WHAT NEEDS TO BE DONE :: Please rewrite the rows from the first one through the row that contains "question-9-option-a: A.增加记借方 [177, 1178, 268, 1196]", inclusive, changing "复式记账法" to "借贷记账法" and leaving everything else as it is.

----------

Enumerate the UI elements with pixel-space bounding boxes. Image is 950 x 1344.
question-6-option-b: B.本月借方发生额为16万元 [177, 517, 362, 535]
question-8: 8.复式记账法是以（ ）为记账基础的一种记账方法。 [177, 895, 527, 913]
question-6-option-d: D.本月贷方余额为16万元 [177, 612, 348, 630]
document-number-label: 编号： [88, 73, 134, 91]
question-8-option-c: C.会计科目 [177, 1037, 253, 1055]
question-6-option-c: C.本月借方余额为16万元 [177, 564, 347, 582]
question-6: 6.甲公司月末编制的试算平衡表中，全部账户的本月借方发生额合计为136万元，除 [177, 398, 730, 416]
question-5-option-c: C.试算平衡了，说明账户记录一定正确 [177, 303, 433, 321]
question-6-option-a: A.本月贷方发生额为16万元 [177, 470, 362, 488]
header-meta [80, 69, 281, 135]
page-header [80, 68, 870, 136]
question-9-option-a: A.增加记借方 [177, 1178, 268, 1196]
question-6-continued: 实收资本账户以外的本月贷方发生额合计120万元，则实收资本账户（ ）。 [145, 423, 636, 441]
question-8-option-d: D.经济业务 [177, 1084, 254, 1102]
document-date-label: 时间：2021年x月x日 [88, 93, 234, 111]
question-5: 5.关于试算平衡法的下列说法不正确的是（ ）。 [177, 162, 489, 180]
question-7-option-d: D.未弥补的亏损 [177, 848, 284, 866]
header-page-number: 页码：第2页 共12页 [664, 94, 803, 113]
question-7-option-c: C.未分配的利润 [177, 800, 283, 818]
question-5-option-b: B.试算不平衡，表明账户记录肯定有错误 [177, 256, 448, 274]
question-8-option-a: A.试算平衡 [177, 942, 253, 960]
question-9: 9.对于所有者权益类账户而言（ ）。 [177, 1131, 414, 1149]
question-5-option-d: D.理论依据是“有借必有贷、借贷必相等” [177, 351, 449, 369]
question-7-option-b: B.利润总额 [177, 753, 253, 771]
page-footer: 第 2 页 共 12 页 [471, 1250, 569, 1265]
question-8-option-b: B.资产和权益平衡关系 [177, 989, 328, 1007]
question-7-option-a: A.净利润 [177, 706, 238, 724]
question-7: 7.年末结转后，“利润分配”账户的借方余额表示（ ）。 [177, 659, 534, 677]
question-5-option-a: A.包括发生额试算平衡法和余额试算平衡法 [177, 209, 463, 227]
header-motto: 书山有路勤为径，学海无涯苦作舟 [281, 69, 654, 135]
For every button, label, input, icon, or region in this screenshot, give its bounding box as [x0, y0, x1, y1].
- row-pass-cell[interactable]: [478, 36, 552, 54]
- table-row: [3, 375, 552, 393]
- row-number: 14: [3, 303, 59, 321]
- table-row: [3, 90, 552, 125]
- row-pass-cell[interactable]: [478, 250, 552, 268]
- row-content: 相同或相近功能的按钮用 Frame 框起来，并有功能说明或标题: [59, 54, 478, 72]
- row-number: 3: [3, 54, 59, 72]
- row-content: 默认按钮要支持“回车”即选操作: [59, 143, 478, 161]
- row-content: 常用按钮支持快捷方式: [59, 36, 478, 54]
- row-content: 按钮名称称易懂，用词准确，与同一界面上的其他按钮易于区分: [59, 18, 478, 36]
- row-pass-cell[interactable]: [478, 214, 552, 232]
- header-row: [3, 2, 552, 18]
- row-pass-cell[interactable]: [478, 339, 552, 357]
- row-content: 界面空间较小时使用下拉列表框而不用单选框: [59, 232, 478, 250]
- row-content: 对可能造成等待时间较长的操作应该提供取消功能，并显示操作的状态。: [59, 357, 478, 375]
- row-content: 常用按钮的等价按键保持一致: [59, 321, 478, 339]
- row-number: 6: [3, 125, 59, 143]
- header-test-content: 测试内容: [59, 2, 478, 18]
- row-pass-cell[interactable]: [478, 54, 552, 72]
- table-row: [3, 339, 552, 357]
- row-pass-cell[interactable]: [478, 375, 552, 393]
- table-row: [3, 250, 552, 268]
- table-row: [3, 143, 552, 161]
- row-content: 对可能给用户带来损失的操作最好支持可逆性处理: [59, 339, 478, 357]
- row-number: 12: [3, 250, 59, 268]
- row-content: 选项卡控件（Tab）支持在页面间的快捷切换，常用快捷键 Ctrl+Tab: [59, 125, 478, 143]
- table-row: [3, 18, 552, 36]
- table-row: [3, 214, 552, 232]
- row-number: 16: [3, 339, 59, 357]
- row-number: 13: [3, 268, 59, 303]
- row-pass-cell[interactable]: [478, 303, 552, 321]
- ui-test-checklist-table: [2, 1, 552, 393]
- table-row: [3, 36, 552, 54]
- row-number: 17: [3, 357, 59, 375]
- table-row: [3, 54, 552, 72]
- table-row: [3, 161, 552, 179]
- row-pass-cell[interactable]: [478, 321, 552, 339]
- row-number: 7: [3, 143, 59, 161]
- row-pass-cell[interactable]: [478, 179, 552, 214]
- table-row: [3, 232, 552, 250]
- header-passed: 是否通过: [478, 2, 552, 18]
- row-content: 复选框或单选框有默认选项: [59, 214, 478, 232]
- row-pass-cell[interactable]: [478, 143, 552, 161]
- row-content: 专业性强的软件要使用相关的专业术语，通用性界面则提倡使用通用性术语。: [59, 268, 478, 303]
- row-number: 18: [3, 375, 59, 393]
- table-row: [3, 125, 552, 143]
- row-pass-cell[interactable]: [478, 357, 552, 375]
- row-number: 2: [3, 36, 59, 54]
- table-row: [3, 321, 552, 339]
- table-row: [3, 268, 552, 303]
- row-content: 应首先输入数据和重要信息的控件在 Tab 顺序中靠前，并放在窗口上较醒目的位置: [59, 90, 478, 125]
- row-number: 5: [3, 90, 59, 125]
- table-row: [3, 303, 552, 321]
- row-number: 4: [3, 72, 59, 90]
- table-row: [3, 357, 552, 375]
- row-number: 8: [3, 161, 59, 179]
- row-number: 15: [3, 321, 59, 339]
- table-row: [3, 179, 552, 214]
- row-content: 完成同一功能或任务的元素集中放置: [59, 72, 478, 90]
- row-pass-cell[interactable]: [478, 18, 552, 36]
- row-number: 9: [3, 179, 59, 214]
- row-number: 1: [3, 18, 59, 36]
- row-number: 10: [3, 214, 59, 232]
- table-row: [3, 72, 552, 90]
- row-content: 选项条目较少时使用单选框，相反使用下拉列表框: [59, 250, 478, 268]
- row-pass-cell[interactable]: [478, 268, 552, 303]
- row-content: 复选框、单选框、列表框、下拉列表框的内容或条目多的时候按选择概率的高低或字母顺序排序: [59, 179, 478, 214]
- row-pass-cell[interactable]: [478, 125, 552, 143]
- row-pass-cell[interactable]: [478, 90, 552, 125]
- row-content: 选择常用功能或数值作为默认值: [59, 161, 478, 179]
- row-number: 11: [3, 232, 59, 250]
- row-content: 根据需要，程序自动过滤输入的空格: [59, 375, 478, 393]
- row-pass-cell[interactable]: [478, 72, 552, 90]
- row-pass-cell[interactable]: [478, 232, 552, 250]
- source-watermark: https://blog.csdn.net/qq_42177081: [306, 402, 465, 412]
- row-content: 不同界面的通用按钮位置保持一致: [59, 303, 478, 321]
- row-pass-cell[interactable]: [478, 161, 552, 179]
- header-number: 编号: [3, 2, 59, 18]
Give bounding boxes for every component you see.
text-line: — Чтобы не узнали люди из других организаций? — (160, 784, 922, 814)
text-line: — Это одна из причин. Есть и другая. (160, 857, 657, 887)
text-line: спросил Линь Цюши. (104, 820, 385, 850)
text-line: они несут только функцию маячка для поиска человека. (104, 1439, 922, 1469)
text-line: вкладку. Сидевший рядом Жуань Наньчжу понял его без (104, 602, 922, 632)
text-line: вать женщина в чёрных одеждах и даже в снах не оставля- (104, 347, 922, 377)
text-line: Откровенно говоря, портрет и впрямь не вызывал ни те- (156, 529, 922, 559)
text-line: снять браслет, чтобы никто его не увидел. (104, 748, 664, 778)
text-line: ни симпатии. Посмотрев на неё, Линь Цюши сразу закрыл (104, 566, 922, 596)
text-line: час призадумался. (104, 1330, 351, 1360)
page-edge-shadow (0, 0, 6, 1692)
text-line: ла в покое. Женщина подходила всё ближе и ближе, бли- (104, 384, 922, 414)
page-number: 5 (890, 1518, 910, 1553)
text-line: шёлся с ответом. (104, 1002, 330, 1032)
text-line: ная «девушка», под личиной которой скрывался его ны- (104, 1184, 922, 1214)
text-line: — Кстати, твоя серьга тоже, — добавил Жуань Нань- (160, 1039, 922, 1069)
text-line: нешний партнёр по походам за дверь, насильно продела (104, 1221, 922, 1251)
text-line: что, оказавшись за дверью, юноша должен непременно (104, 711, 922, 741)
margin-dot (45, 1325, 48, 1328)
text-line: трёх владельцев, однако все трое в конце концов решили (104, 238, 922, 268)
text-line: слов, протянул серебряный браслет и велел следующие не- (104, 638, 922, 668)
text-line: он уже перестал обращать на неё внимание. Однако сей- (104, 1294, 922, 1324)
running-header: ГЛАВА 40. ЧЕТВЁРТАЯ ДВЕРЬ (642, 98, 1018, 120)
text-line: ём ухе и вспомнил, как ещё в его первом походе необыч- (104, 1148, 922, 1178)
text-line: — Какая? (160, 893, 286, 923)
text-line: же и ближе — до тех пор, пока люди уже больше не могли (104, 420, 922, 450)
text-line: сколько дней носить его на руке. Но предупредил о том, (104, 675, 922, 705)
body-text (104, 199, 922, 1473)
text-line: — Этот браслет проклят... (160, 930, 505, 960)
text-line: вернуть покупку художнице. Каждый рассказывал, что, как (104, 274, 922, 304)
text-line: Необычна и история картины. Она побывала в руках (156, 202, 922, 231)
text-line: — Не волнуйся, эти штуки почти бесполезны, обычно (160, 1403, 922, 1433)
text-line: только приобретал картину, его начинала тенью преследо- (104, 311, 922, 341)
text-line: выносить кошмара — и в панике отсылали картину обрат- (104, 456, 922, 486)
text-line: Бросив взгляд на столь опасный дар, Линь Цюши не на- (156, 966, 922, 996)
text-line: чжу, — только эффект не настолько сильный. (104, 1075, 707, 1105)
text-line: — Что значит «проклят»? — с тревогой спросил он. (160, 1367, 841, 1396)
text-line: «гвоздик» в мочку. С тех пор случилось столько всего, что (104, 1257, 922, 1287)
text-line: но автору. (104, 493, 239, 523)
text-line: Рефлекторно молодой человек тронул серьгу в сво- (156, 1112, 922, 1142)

----------

EXERCISE OUTPUT ::
Enumerate the UI elements with pixel-space bounding boxes. Image is 950 x 1344.
question-6-option-b: B.本月借方发生额为16万元 [177, 517, 362, 535]
question-8: 8.借贷记账法是以（ ）为记账基础的一种记账方法。 [177, 895, 527, 913]
question-6-option-d: D.本月贷方余额为16万元 [177, 612, 348, 630]
document-number-label: 编号： [88, 73, 134, 91]
question-8-option-c: C.会计科目 [177, 1037, 253, 1055]
question-6-option-c: C.本月借方余额为16万元 [177, 564, 347, 582]
question-6: 6.甲公司月末编制的试算平衡表中，全部账户的本月借方发生额合计为136万元，除 [177, 398, 730, 416]
question-5-option-c: C.试算平衡了，说明账户记录一定正确 [177, 303, 433, 321]
question-6-option-a: A.本月贷方发生额为16万元 [177, 470, 362, 488]
header-meta [80, 69, 281, 135]
page-header [80, 68, 870, 136]
question-9-option-a: A.增加记借方 [177, 1178, 268, 1196]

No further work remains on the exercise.